Stated exercise
Look through the lines below and extract any with the word "давления".

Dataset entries
[start]

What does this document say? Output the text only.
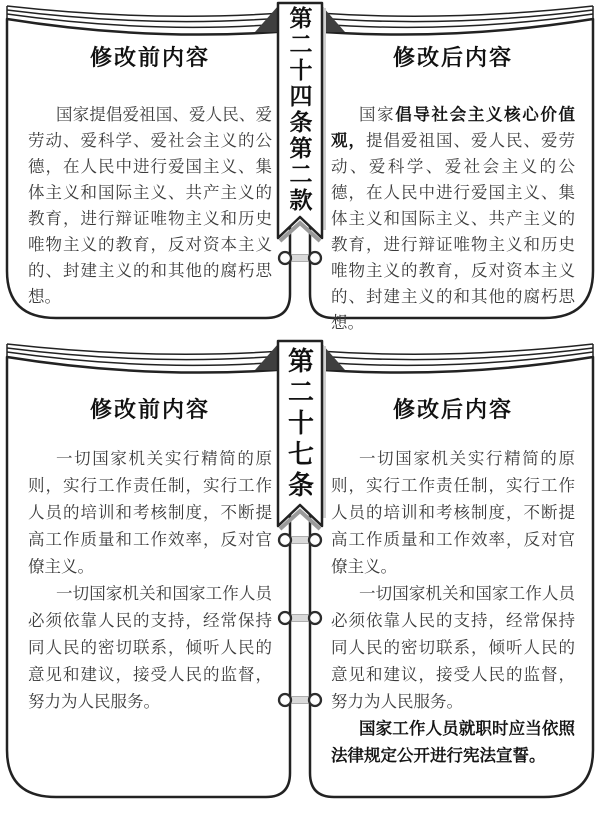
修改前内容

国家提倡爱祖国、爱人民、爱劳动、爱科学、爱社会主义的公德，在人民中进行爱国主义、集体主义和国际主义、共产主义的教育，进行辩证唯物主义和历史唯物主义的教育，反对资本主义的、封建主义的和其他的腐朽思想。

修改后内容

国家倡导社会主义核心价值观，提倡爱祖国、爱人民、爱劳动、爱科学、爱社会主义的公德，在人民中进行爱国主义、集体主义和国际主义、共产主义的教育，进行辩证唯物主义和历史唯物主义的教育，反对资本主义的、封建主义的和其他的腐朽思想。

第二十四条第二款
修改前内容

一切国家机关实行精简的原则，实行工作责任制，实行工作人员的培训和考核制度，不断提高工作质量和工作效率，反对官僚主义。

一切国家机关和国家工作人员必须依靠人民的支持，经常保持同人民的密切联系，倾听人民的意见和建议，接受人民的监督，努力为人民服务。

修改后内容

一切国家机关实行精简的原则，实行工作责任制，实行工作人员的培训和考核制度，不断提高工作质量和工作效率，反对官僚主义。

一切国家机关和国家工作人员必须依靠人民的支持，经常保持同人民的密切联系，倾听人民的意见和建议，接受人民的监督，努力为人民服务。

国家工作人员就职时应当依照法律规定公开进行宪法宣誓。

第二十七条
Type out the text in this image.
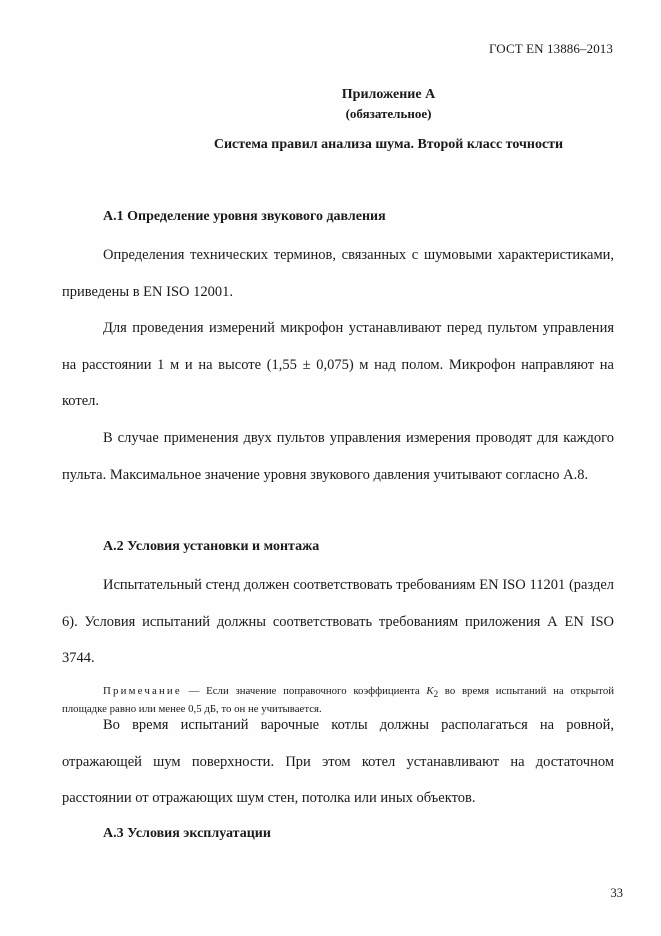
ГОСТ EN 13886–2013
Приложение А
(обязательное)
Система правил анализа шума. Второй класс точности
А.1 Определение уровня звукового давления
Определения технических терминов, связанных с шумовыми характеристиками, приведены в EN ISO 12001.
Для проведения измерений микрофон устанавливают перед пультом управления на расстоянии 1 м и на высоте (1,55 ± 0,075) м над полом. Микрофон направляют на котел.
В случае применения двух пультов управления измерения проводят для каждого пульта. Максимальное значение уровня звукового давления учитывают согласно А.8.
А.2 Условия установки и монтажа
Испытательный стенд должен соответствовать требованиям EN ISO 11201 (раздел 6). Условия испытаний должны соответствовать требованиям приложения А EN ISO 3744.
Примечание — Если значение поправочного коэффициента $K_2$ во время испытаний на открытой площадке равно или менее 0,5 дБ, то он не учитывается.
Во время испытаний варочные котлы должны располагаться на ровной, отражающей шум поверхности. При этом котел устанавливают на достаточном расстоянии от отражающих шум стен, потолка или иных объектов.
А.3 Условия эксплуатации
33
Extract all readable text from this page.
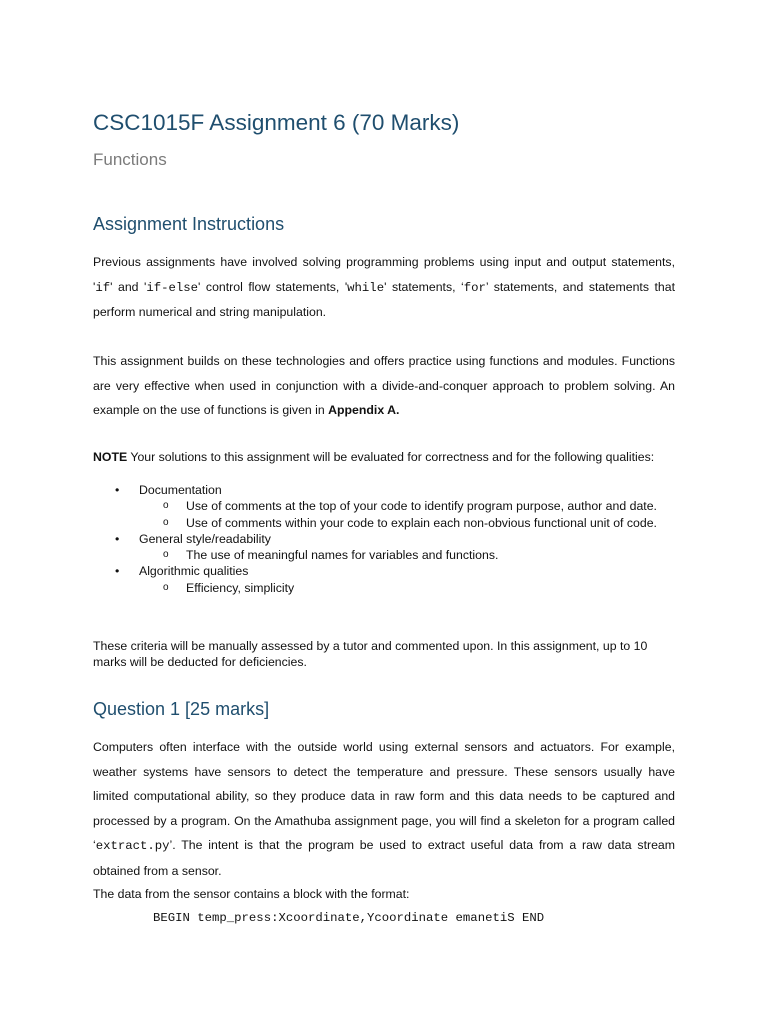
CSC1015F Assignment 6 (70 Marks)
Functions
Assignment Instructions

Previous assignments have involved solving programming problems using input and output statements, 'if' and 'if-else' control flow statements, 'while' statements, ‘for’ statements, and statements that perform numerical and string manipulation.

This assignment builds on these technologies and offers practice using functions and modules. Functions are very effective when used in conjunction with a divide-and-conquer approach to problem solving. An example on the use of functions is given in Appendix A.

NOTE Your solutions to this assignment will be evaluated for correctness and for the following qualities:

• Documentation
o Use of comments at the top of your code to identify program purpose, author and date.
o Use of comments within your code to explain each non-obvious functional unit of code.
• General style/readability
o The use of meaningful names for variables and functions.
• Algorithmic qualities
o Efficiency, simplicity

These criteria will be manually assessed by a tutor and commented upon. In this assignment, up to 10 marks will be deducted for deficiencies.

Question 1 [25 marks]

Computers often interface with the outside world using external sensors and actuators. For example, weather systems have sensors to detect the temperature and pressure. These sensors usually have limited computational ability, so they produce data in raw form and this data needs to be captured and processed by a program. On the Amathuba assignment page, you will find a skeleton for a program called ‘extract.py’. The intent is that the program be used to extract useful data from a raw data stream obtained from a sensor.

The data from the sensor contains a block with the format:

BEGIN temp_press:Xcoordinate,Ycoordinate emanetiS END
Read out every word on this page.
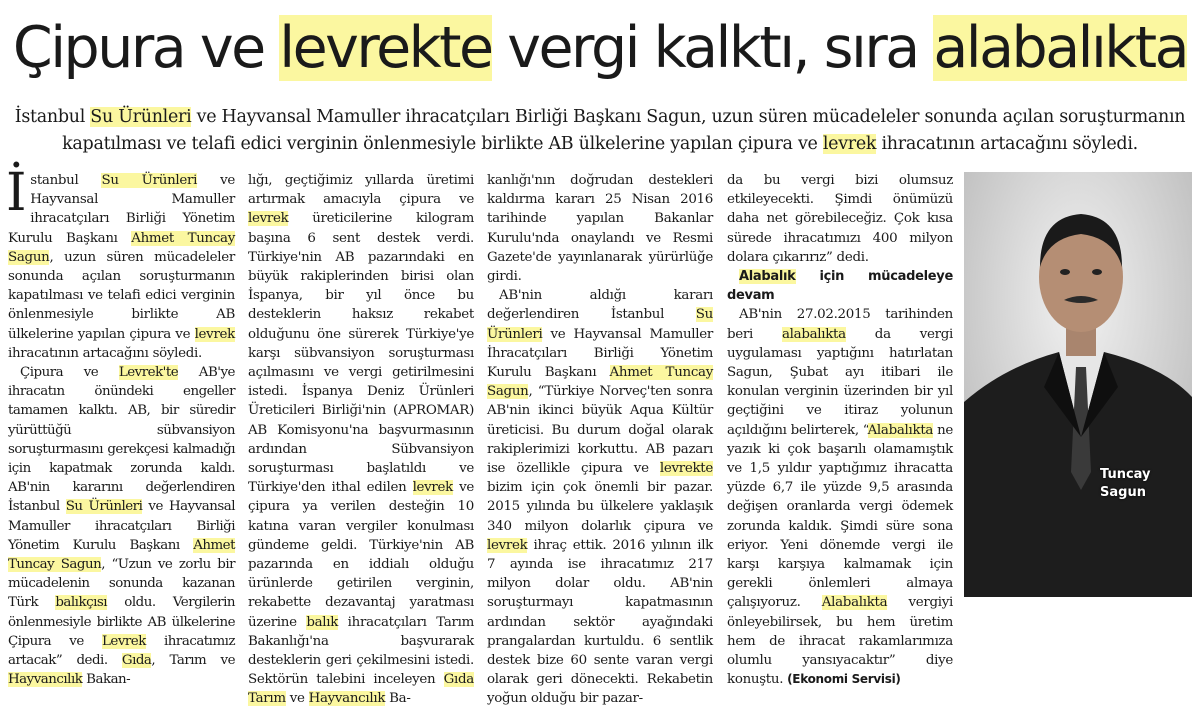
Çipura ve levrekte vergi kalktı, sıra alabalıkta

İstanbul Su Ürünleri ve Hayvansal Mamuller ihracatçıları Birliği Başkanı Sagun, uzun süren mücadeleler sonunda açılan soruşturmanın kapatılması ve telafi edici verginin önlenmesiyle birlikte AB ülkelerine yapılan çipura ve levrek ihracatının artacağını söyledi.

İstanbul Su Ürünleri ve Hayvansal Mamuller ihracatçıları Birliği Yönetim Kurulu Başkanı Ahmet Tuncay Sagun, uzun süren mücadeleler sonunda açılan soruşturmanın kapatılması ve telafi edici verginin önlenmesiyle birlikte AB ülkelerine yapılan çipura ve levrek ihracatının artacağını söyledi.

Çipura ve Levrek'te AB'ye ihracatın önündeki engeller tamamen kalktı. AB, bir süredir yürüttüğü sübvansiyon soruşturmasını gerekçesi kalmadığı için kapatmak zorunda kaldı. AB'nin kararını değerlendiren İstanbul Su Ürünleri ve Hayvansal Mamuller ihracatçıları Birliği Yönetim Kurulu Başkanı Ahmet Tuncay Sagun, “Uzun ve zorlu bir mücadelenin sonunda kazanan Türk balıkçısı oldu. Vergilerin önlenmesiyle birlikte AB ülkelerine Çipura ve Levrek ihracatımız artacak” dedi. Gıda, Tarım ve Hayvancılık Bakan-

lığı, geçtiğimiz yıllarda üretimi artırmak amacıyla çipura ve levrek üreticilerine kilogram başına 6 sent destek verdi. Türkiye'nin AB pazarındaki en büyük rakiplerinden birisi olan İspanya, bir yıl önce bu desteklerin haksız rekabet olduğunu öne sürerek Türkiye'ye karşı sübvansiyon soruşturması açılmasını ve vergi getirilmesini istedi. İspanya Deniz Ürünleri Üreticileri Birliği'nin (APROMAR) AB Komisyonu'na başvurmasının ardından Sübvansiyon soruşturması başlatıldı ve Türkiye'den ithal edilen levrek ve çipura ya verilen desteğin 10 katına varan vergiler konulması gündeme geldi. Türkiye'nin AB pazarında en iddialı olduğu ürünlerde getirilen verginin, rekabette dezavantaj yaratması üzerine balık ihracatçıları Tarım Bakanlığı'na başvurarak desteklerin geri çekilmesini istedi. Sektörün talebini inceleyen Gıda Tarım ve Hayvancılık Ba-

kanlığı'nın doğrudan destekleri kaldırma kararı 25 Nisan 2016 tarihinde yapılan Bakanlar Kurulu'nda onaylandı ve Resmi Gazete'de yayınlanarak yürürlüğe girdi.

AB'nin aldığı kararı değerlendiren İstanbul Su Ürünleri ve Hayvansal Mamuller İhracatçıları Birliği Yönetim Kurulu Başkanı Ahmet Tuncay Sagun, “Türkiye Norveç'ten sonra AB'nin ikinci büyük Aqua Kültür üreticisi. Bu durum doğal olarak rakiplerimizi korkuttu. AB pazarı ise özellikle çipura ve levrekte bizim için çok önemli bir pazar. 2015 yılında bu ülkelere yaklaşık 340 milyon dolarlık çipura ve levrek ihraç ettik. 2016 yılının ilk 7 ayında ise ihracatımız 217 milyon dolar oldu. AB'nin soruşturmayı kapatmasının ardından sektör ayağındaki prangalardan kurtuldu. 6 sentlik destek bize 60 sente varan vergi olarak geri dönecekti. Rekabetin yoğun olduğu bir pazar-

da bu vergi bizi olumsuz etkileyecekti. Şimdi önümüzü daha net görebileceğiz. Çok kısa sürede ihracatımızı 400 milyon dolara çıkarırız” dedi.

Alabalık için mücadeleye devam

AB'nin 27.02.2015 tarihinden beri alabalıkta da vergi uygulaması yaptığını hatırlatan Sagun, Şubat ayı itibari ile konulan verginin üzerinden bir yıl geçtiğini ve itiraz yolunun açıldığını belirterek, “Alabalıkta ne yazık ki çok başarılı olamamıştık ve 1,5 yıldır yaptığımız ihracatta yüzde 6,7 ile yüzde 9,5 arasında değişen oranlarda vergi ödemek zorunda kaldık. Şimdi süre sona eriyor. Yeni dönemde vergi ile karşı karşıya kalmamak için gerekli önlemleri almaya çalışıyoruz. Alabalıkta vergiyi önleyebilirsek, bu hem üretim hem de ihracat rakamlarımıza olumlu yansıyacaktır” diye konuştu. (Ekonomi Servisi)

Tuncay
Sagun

[end]

Full response
А.1 Определение уровня звукового давления
В случае применения двух пультов управления измерения проводят для каждого пульта. Максимальное значение уровня звукового давления учитывают согласно А.8.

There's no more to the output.